• Collected data entries
###

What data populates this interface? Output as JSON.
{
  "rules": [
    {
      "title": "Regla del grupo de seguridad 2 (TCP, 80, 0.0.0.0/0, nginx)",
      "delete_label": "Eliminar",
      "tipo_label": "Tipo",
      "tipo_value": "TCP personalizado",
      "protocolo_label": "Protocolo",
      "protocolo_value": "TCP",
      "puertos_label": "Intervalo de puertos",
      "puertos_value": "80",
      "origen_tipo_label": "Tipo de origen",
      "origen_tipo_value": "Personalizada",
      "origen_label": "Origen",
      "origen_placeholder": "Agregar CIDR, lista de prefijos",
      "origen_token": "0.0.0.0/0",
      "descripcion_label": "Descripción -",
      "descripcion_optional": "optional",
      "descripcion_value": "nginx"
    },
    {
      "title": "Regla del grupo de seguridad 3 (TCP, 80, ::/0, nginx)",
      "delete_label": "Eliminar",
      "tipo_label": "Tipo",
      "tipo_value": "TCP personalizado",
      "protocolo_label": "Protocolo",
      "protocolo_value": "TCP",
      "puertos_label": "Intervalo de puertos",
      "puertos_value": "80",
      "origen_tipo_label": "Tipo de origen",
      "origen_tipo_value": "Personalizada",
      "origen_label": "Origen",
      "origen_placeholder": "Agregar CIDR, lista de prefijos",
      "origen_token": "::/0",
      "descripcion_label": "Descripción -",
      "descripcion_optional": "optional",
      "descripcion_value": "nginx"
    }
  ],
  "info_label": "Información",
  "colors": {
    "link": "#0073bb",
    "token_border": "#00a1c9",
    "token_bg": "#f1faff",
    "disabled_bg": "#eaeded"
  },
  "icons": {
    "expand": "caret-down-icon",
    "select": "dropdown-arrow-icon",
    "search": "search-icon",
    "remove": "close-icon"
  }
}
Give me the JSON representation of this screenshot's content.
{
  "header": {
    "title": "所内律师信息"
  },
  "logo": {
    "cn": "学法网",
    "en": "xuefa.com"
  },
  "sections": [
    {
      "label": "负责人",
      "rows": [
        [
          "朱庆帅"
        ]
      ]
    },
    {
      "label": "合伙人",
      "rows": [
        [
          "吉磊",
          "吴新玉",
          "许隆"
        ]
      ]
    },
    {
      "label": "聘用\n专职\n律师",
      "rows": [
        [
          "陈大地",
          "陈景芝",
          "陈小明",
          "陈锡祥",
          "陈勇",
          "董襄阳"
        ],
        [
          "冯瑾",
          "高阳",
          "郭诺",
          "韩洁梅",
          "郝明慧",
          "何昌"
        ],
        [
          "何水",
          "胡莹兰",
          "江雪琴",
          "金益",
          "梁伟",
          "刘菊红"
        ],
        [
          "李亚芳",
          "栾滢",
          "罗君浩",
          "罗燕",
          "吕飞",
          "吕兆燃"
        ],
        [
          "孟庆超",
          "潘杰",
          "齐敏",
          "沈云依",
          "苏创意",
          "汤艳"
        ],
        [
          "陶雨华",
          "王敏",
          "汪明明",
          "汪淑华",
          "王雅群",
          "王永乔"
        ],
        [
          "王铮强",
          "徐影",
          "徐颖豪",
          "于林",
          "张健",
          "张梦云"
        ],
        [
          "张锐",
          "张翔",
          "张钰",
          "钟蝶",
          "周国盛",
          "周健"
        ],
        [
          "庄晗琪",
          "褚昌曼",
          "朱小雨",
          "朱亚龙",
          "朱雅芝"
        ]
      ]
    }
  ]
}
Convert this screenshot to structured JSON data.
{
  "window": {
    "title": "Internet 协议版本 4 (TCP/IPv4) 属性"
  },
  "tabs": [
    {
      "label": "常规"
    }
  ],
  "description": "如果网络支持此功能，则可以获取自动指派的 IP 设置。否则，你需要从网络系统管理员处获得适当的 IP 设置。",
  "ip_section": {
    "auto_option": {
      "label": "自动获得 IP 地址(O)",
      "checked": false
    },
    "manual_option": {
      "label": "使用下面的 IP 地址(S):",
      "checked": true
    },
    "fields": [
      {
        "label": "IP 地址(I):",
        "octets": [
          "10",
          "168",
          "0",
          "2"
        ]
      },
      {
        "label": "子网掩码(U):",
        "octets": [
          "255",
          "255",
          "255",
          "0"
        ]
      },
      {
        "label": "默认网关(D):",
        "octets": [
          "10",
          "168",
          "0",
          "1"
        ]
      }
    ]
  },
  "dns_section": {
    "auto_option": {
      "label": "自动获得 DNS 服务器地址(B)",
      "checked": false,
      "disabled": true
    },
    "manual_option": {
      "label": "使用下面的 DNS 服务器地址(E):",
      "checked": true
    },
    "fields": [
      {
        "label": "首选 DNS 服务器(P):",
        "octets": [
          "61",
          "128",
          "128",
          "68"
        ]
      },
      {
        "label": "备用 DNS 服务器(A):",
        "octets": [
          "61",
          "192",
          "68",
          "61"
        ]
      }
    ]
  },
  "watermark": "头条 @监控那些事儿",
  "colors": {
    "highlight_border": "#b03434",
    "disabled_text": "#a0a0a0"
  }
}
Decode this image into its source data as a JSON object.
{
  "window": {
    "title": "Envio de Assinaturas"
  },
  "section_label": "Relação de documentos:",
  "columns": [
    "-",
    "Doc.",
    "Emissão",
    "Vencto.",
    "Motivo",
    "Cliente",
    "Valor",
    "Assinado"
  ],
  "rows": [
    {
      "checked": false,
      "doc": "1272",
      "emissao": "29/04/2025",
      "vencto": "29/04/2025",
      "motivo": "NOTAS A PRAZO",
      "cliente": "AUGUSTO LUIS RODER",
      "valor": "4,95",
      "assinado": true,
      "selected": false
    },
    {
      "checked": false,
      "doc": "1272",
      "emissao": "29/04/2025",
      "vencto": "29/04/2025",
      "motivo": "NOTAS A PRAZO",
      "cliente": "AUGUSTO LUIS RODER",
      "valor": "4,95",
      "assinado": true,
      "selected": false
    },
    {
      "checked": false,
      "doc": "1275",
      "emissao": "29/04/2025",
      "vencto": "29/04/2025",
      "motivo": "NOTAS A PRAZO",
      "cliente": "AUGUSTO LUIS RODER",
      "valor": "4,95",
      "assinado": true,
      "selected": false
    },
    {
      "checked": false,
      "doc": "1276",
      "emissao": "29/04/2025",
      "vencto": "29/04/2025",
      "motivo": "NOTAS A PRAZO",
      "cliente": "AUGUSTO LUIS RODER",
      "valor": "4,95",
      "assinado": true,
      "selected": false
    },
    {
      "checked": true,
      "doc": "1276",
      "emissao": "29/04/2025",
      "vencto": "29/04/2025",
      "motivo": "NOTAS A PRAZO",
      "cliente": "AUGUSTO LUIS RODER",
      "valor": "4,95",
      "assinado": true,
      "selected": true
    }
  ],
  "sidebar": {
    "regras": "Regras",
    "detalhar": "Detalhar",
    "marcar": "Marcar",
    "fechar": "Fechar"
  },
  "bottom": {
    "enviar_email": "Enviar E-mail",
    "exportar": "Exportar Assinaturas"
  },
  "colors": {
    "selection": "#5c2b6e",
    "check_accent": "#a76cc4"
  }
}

###

• Required work
Repeat each of the entries above precisely as given.

• The result
What data populates this interface? Output as JSON.
{
  "rules": [
    {
      "title": "Regla del grupo de seguridad 2 (TCP, 80, 0.0.0.0/0, nginx)",
      "delete_label": "Eliminar",
      "tipo_label": "Tipo",
      "tipo_value": "TCP personalizado",
      "protocolo_label": "Protocolo",
      "protocolo_value": "TCP",
      "puertos_label": "Intervalo de puertos",
      "puertos_value": "80",
      "origen_tipo_label": "Tipo de origen",
      "origen_tipo_value": "Personalizada",
      "origen_label": "Origen",
      "origen_placeholder": "Agregar CIDR, lista de prefijos",
      "origen_token": "0.0.0.0/0",
      "descripcion_label": "Descripción -",
      "descripcion_optional": "optional",
      "descripcion_value": "nginx"
    },
    {
      "title": "Regla del grupo de seguridad 3 (TCP, 80, ::/0, nginx)",
      "delete_label": "Eliminar",
      "tipo_label": "Tipo",
      "tipo_value": "TCP personalizado",
      "protocolo_label": "Protocolo",
      "protocolo_value": "TCP",
      "puertos_label": "Intervalo de puertos",
      "puertos_value": "80",
      "origen_tipo_label": "Tipo de origen",
      "origen_tipo_value": "Personalizada",
      "origen_label": "Origen",
      "origen_placeholder": "Agregar CIDR, lista de prefijos",
      "origen_token": "::/0",
      "descripcion_label": "Descripción -",
      "descripcion_optional": "optional",
      "descripcion_value": "nginx"
    }
  ],
  "info_label": "Información",
  "colors": {
    "link": "#0073bb",
    "token_border": "#00a1c9",
    "token_bg": "#f1faff",
    "disabled_bg": "#eaeded"
  },
  "icons": {
    "expand": "caret-down-icon",
    "select": "dropdown-arrow-icon",
    "search": "search-icon",
    "remove": "close-icon"
  }
}
Give me the JSON representation of this screenshot's content.
{
  "header": {
    "title": "所内律师信息"
  },
  "logo": {
    "cn": "学法网",
    "en": "xuefa.com"
  },
  "sections": [
    {
      "label": "负责人",
      "rows": [
        [
          "朱庆帅"
        ]
      ]
    },
    {
      "label": "合伙人",
      "rows": [
        [
          "吉磊",
          "吴新玉",
          "许隆"
        ]
      ]
    },
    {
      "label": "聘用\n专职\n律师",
      "rows": [
        [
          "陈大地",
          "陈景芝",
          "陈小明",
          "陈锡祥",
          "陈勇",
          "董襄阳"
        ],
        [
          "冯瑾",
          "高阳",
          "郭诺",
          "韩洁梅",
          "郝明慧",
          "何昌"
        ],
        [
          "何水",
          "胡莹兰",
          "江雪琴",
          "金益",
          "梁伟",
          "刘菊红"
        ],
        [
          "李亚芳",
          "栾滢",
          "罗君浩",
          "罗燕",
          "吕飞",
          "吕兆燃"
        ],
        [
          "孟庆超",
          "潘杰",
          "齐敏",
          "沈云依",
          "苏创意",
          "汤艳"
        ],
        [
          "陶雨华",
          "王敏",
          "汪明明",
          "汪淑华",
          "王雅群",
          "王永乔"
        ],
        [
          "王铮强",
          "徐影",
          "徐颖豪",
          "于林",
          "张健",
          "张梦云"
        ],
        [
          "张锐",
          "张翔",
          "张钰",
          "钟蝶",
          "周国盛",
          "周健"
        ],
        [
          "庄晗琪",
          "褚昌曼",
          "朱小雨",
          "朱亚龙",
          "朱雅芝"
        ]
      ]
    }
  ]
}
Convert this screenshot to structured JSON data.
{
  "window": {
    "title": "Internet 协议版本 4 (TCP/IPv4) 属性"
  },
  "tabs": [
    {
      "label": "常规"
    }
  ],
  "description": "如果网络支持此功能，则可以获取自动指派的 IP 设置。否则，你需要从网络系统管理员处获得适当的 IP 设置。",
  "ip_section": {
    "auto_option": {
      "label": "自动获得 IP 地址(O)",
      "checked": false
    },
    "manual_option": {
      "label": "使用下面的 IP 地址(S):",
      "checked": true
    },
    "fields": [
      {
        "label": "IP 地址(I):",
        "octets": [
          "10",
          "168",
          "0",
          "2"
        ]
      },
      {
        "label": "子网掩码(U):",
        "octets": [
          "255",
          "255",
          "255",
          "0"
        ]
      },
      {
        "label": "默认网关(D):",
        "octets": [
          "10",
          "168",
          "0",
          "1"
        ]
      }
    ]
  },
  "dns_section": {
    "auto_option": {
      "label": "自动获得 DNS 服务器地址(B)",
      "checked": false,
      "disabled": true
    },
    "manual_option": {
      "label": "使用下面的 DNS 服务器地址(E):",
      "checked": true
    },
    "fields": [
      {
        "label": "首选 DNS 服务器(P):",
        "octets": [
          "61",
          "128",
          "128",
          "68"
        ]
      },
      {
        "label": "备用 DNS 服务器(A):",
        "octets": [
          "61",
          "192",
          "68",
          "61"
        ]
      }
    ]
  },
  "watermark": "头条 @监控那些事儿",
  "colors": {
    "highlight_border": "#b03434",
    "disabled_text": "#a0a0a0"
  }
}
Decode this image into its source data as a JSON object.
{
  "window": {
    "title": "Envio de Assinaturas"
  },
  "section_label": "Relação de documentos:",
  "columns": [
    "-",
    "Doc.",
    "Emissão",
    "Vencto.",
    "Motivo",
    "Cliente",
    "Valor",
    "Assinado"
  ],
  "rows": [
    {
      "checked": false,
      "doc": "1272",
      "emissao": "29/04/2025",
      "vencto": "29/04/2025",
      "motivo": "NOTAS A PRAZO",
      "cliente": "AUGUSTO LUIS RODER",
      "valor": "4,95",
      "assinado": true,
      "selected": false
    },
    {
      "checked": false,
      "doc": "1272",
      "emissao": "29/04/2025",
      "vencto": "29/04/2025",
      "motivo": "NOTAS A PRAZO",
      "cliente": "AUGUSTO LUIS RODER",
      "valor": "4,95",
      "assinado": true,
      "selected": false
    },
    {
      "checked": false,
      "doc": "1275",
      "emissao": "29/04/2025",
      "vencto": "29/04/2025",
      "motivo": "NOTAS A PRAZO",
      "cliente": "AUGUSTO LUIS RODER",
      "valor": "4,95",
      "assinado": true,
      "selected": false
    },
    {
      "checked": false,
      "doc": "1276",
      "emissao": "29/04/2025",
      "vencto": "29/04/2025",
      "motivo": "NOTAS A PRAZO",
      "cliente": "AUGUSTO LUIS RODER",
      "valor": "4,95",
      "assinado": true,
      "selected": false
    },
    {
      "checked": true,
      "doc": "1276",
      "emissao": "29/04/2025",
      "vencto": "29/04/2025",
      "motivo": "NOTAS A PRAZO",
      "cliente": "AUGUSTO LUIS RODER",
      "valor": "4,95",
      "assinado": true,
      "selected": true
    }
  ],
  "sidebar": {
    "regras": "Regras",
    "detalhar": "Detalhar",
    "marcar": "Marcar",
    "fechar": "Fechar"
  },
  "bottom": {
    "enviar_email": "Enviar E-mail",
    "exportar": "Exportar Assinaturas"
  },
  "colors": {
    "selection": "#5c2b6e",
    "check_accent": "#a76cc4"
  }
}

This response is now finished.